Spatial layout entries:
--- START ---

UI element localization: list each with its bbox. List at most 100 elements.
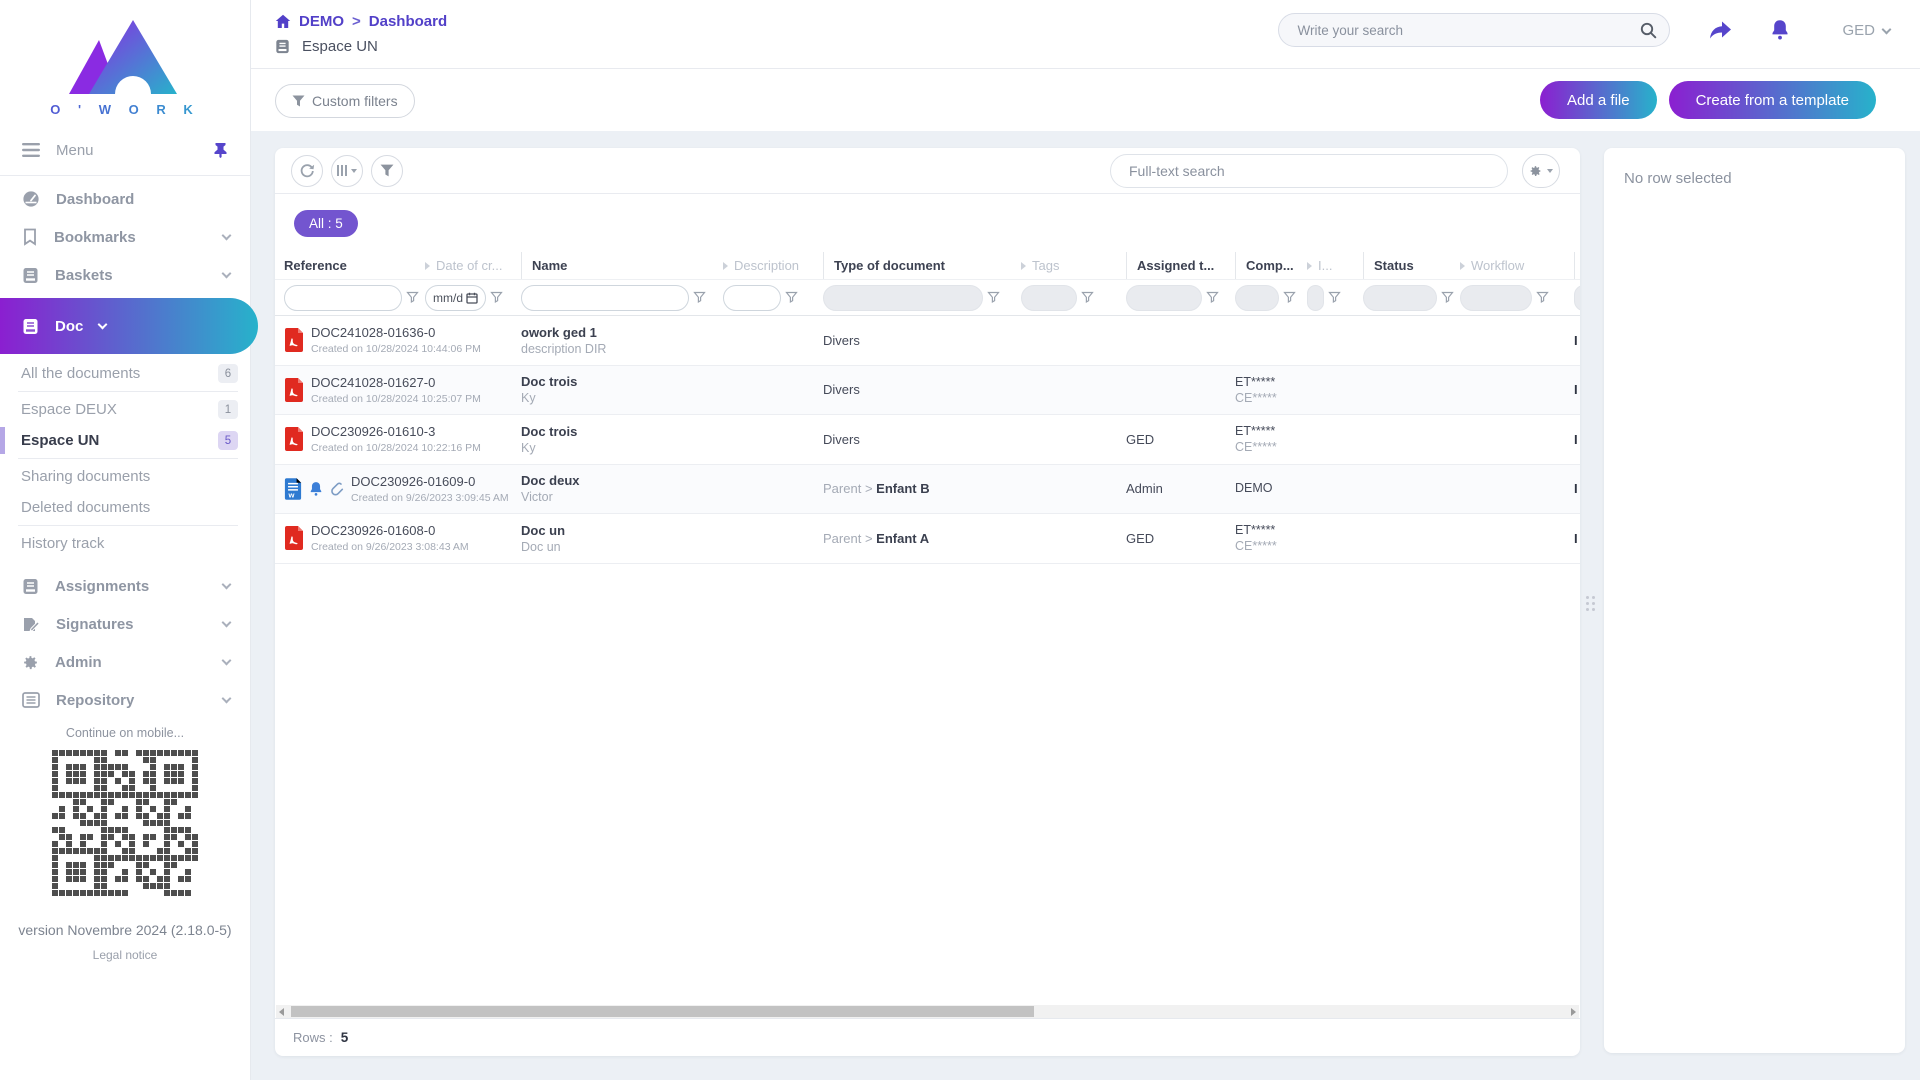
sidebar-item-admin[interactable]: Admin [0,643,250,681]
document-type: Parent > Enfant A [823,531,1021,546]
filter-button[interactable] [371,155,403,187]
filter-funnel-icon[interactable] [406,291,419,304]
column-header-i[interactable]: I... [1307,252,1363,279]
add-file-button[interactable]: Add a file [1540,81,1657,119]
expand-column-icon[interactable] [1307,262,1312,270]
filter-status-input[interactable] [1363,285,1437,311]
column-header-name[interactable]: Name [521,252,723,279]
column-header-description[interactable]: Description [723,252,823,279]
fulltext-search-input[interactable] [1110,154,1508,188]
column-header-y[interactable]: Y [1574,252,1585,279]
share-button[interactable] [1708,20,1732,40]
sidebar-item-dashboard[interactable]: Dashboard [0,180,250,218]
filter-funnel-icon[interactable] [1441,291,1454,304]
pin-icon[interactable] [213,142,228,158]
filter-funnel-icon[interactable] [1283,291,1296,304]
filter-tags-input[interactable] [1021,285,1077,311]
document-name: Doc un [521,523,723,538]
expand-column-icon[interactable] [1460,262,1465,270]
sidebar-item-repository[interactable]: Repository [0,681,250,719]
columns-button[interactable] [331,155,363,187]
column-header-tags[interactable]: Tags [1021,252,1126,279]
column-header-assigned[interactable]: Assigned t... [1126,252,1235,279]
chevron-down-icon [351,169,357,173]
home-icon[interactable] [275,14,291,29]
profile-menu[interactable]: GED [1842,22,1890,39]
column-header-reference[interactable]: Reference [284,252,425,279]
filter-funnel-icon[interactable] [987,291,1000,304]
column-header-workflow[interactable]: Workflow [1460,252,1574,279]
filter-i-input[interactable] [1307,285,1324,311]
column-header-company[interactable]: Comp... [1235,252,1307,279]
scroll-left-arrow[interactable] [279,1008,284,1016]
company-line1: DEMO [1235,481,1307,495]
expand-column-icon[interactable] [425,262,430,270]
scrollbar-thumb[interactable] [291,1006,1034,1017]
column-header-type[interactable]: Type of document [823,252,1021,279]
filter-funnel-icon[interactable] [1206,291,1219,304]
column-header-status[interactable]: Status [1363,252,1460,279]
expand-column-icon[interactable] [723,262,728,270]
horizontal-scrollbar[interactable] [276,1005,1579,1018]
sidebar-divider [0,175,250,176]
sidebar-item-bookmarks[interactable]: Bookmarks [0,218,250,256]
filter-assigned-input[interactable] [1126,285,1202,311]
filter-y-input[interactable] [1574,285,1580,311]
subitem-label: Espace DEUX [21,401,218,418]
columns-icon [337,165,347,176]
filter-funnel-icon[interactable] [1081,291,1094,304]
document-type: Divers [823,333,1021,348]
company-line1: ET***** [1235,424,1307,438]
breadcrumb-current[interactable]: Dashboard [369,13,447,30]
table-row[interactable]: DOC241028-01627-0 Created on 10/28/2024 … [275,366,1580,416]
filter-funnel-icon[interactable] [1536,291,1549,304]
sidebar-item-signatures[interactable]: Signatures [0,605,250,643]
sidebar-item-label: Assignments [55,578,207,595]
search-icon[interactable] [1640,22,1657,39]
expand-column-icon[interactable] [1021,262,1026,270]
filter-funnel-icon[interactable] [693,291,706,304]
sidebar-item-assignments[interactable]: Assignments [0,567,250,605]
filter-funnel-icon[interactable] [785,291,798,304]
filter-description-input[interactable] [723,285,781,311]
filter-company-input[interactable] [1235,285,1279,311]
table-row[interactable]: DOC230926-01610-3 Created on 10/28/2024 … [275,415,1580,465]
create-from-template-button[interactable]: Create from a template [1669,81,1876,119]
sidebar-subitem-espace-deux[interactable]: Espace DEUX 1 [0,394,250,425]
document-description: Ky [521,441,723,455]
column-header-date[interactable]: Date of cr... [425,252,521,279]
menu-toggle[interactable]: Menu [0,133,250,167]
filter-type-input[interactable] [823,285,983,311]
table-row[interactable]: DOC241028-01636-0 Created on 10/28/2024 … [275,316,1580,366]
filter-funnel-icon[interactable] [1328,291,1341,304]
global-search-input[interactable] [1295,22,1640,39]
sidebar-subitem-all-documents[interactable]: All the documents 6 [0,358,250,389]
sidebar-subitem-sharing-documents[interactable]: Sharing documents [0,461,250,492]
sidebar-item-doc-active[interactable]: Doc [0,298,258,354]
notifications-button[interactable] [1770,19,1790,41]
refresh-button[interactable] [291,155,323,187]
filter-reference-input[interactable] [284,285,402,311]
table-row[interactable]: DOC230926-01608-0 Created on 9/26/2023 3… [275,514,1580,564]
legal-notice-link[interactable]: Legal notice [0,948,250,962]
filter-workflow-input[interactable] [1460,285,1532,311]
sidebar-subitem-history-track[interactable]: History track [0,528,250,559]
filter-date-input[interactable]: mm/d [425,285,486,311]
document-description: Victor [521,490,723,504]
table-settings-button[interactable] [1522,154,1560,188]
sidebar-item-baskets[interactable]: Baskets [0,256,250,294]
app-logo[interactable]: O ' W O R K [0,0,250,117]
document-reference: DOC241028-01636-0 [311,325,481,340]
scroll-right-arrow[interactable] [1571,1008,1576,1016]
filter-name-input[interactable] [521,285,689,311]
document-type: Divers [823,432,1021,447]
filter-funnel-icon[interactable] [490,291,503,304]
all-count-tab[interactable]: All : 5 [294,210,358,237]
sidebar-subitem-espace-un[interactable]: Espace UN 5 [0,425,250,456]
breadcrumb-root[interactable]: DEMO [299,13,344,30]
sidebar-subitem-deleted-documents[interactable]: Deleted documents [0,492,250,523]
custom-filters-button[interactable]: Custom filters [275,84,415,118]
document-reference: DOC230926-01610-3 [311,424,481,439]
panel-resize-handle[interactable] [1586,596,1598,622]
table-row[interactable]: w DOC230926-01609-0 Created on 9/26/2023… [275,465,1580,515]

--- END ---

*What the exercise asks*: Switch "Add a file" to "Upload a file" in the material, from the line with "sidebar-item-admin[interactable]: Admin [0,643,250,681]" up to and including the line with "filter-status-input[interactable] [1363,285,1437,311]". Write out only those lines, leaving everything else in them unchanged.

*Response below*:
sidebar-item-admin[interactable]: Admin [0,643,250,681]
document-type: Parent > Enfant A [823,531,1021,546]
filter-button[interactable] [371,155,403,187]
filter-funnel-icon[interactable] [406,291,419,304]
column-header-i[interactable]: I... [1307,252,1363,279]
add-file-button[interactable]: Upload a file [1540,81,1657,119]
expand-column-icon[interactable] [1307,262,1312,270]
filter-status-input[interactable] [1363,285,1437,311]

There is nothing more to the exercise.